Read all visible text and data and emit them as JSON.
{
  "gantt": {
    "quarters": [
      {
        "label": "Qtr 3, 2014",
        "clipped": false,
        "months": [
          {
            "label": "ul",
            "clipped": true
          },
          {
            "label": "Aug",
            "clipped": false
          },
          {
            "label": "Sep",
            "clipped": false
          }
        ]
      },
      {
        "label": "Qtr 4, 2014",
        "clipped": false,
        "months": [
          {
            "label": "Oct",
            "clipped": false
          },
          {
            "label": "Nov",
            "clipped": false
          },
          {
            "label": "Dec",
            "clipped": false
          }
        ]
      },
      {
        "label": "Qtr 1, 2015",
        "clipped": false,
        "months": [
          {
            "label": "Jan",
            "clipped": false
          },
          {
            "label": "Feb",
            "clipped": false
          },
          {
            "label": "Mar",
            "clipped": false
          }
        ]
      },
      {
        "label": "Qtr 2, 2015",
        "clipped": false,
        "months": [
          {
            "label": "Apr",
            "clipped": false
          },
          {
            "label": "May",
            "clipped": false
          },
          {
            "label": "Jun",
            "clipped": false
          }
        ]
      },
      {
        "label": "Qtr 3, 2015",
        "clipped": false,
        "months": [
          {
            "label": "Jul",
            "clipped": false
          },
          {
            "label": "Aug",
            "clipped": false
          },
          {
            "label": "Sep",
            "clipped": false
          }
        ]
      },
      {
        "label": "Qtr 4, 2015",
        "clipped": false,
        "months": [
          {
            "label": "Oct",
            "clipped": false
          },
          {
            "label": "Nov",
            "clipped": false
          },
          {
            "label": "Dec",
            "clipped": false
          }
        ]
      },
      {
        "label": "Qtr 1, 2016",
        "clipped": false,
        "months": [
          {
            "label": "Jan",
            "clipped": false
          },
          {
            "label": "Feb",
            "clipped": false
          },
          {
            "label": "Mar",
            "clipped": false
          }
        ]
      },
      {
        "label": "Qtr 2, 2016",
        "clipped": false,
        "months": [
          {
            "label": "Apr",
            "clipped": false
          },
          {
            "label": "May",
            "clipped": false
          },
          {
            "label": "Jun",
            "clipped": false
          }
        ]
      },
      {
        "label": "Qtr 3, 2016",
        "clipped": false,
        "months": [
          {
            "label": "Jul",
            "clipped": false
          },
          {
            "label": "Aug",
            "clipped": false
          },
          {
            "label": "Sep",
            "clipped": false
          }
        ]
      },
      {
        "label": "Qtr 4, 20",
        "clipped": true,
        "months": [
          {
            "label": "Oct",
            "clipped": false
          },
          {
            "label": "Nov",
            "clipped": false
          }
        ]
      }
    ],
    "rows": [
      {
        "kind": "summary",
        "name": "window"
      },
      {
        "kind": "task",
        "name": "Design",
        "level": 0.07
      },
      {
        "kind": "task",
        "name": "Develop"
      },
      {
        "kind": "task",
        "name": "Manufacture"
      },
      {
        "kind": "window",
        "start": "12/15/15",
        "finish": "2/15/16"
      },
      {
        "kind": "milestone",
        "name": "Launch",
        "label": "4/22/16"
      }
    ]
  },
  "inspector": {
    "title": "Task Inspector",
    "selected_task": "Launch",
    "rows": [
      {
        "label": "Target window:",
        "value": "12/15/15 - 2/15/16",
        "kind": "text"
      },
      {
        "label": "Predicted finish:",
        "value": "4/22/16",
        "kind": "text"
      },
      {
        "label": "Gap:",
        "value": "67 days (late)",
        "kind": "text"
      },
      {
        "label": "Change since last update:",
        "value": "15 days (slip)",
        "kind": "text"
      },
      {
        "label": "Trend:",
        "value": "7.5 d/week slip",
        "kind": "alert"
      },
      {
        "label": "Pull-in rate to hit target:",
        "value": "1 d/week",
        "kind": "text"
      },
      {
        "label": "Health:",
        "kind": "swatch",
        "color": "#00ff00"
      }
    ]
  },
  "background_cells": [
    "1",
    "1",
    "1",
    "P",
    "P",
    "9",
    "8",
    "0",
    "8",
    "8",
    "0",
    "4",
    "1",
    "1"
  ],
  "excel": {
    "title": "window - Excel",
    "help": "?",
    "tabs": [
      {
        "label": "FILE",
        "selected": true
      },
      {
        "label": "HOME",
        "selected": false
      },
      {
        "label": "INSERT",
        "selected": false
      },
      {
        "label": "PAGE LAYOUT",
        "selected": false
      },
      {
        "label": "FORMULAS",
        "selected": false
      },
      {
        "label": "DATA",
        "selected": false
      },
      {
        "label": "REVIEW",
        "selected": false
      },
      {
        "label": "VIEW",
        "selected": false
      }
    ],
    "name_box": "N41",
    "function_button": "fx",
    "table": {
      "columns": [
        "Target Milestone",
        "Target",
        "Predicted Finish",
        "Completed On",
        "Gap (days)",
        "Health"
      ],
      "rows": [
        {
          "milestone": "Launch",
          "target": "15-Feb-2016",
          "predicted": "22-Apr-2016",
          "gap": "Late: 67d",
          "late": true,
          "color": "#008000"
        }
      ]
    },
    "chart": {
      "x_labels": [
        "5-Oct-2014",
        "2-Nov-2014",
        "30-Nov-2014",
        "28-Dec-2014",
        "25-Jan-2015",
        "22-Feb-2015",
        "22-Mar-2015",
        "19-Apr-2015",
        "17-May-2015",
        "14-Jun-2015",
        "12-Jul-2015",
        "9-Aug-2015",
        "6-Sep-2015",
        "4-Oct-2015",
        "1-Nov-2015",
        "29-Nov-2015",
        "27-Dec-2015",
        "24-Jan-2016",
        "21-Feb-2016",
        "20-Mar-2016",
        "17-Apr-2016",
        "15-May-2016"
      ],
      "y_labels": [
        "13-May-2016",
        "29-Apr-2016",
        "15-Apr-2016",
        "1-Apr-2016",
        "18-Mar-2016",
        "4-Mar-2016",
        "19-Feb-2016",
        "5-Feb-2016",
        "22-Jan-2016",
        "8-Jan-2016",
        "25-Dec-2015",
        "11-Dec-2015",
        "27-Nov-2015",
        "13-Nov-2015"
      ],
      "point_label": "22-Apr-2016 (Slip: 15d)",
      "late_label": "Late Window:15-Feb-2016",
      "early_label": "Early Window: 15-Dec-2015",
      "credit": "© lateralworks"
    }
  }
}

> [Requirement] Repeat the preceding lines exactly, please, every one of them.

> [Result for this exercise]
Read all visible text and data and emit them as JSON.
{
  "gantt": {
    "quarters": [
      {
        "label": "Qtr 3, 2014",
        "clipped": false,
        "months": [
          {
            "label": "ul",
            "clipped": true
          },
          {
            "label": "Aug",
            "clipped": false
          },
          {
            "label": "Sep",
            "clipped": false
          }
        ]
      },
      {
        "label": "Qtr 4, 2014",
        "clipped": false,
        "months": [
          {
            "label": "Oct",
            "clipped": false
          },
          {
            "label": "Nov",
            "clipped": false
          },
          {
            "label": "Dec",
            "clipped": false
          }
        ]
      },
      {
        "label": "Qtr 1, 2015",
        "clipped": false,
        "months": [
          {
            "label": "Jan",
            "clipped": false
          },
          {
            "label": "Feb",
            "clipped": false
          },
          {
            "label": "Mar",
            "clipped": false
          }
        ]
      },
      {
        "label": "Qtr 2, 2015",
        "clipped": false,
        "months": [
          {
            "label": "Apr",
            "clipped": false
          },
          {
            "label": "May",
            "clipped": false
          },
          {
            "label": "Jun",
            "clipped": false
          }
        ]
      },
      {
        "label": "Qtr 3, 2015",
        "clipped": false,
        "months": [
          {
            "label": "Jul",
            "clipped": false
          },
          {
            "label": "Aug",
            "clipped": false
          },
          {
            "label": "Sep",
            "clipped": false
          }
        ]
      },
      {
        "label": "Qtr 4, 2015",
        "clipped": false,
        "months": [
          {
            "label": "Oct",
            "clipped": false
          },
          {
            "label": "Nov",
            "clipped": false
          },
          {
            "label": "Dec",
            "clipped": false
          }
        ]
      },
      {
        "label": "Qtr 1, 2016",
        "clipped": false,
        "months": [
          {
            "label": "Jan",
            "clipped": false
          },
          {
            "label": "Feb",
            "clipped": false
          },
          {
            "label": "Mar",
            "clipped": false
          }
        ]
      },
      {
        "label": "Qtr 2, 2016",
        "clipped": false,
        "months": [
          {
            "label": "Apr",
            "clipped": false
          },
          {
            "label": "May",
            "clipped": false
          },
          {
            "label": "Jun",
            "clipped": false
          }
        ]
      },
      {
        "label": "Qtr 3, 2016",
        "clipped": false,
        "months": [
          {
            "label": "Jul",
            "clipped": false
          },
          {
            "label": "Aug",
            "clipped": false
          },
          {
            "label": "Sep",
            "clipped": false
          }
        ]
      },
      {
        "label": "Qtr 4, 20",
        "clipped": true,
        "months": [
          {
            "label": "Oct",
            "clipped": false
          },
          {
            "label": "Nov",
            "clipped": false
          }
        ]
      }
    ],
    "rows": [
      {
        "kind": "summary",
        "name": "window"
      },
      {
        "kind": "task",
        "name": "Design",
        "level": 0.07
      },
      {
        "kind": "task",
        "name": "Develop"
      },
      {
        "kind": "task",
        "name": "Manufacture"
      },
      {
        "kind": "window",
        "start": "12/15/15",
        "finish": "2/15/16"
      },
      {
        "kind": "milestone",
        "name": "Launch",
        "label": "4/22/16"
      }
    ]
  },
  "inspector": {
    "title": "Task Inspector",
    "selected_task": "Launch",
    "rows": [
      {
        "label": "Target window:",
        "value": "12/15/15 - 2/15/16",
        "kind": "text"
      },
      {
        "label": "Predicted finish:",
        "value": "4/22/16",
        "kind": "text"
      },
      {
        "label": "Gap:",
        "value": "67 days (late)",
        "kind": "text"
      },
      {
        "label": "Change since last update:",
        "value": "15 days (slip)",
        "kind": "text"
      },
      {
        "label": "Trend:",
        "value": "7.5 d/week slip",
        "kind": "alert"
      },
      {
        "label": "Pull-in rate to hit target:",
        "value": "1 d/week",
        "kind": "text"
      },
      {
        "label": "Health:",
        "kind": "swatch",
        "color": "#00ff00"
      }
    ]
  },
  "background_cells": [
    "1",
    "1",
    "1",
    "P",
    "P",
    "9",
    "8",
    "0",
    "8",
    "8",
    "0",
    "4",
    "1",
    "1"
  ],
  "excel": {
    "title": "window - Excel",
    "help": "?",
    "tabs": [
      {
        "label": "FILE",
        "selected": true
      },
      {
        "label": "HOME",
        "selected": false
      },
      {
        "label": "INSERT",
        "selected": false
      },
      {
        "label": "PAGE LAYOUT",
        "selected": false
      },
      {
        "label": "FORMULAS",
        "selected": false
      },
      {
        "label": "DATA",
        "selected": false
      },
      {
        "label": "REVIEW",
        "selected": false
      },
      {
        "label": "VIEW",
        "selected": false
      }
    ],
    "name_box": "N41",
    "function_button": "fx",
    "table": {
      "columns": [
        "Target Milestone",
        "Target",
        "Predicted Finish",
        "Completed On",
        "Gap (days)",
        "Health"
      ],
      "rows": [
        {
          "milestone": "Launch",
          "target": "15-Feb-2016",
          "predicted": "22-Apr-2016",
          "gap": "Late: 67d",
          "late": true,
          "color": "#008000"
        }
      ]
    },
    "chart": {
      "x_labels": [
        "5-Oct-2014",
        "2-Nov-2014",
        "30-Nov-2014",
        "28-Dec-2014",
        "25-Jan-2015",
        "22-Feb-2015",
        "22-Mar-2015",
        "19-Apr-2015",
        "17-May-2015",
        "14-Jun-2015",
        "12-Jul-2015",
        "9-Aug-2015",
        "6-Sep-2015",
        "4-Oct-2015",
        "1-Nov-2015",
        "29-Nov-2015",
        "27-Dec-2015",
        "24-Jan-2016",
        "21-Feb-2016",
        "20-Mar-2016",
        "17-Apr-2016",
        "15-May-2016"
      ],
      "y_labels": [
        "13-May-2016",
        "29-Apr-2016",
        "15-Apr-2016",
        "1-Apr-2016",
        "18-Mar-2016",
        "4-Mar-2016",
        "19-Feb-2016",
        "5-Feb-2016",
        "22-Jan-2016",
        "8-Jan-2016",
        "25-Dec-2015",
        "11-Dec-2015",
        "27-Nov-2015",
        "13-Nov-2015"
      ],
      "point_label": "22-Apr-2016 (Slip: 15d)",
      "late_label": "Late Window:15-Feb-2016",
      "early_label": "Early Window: 15-Dec-2015",
      "credit": "© lateralworks"
    }
  }
}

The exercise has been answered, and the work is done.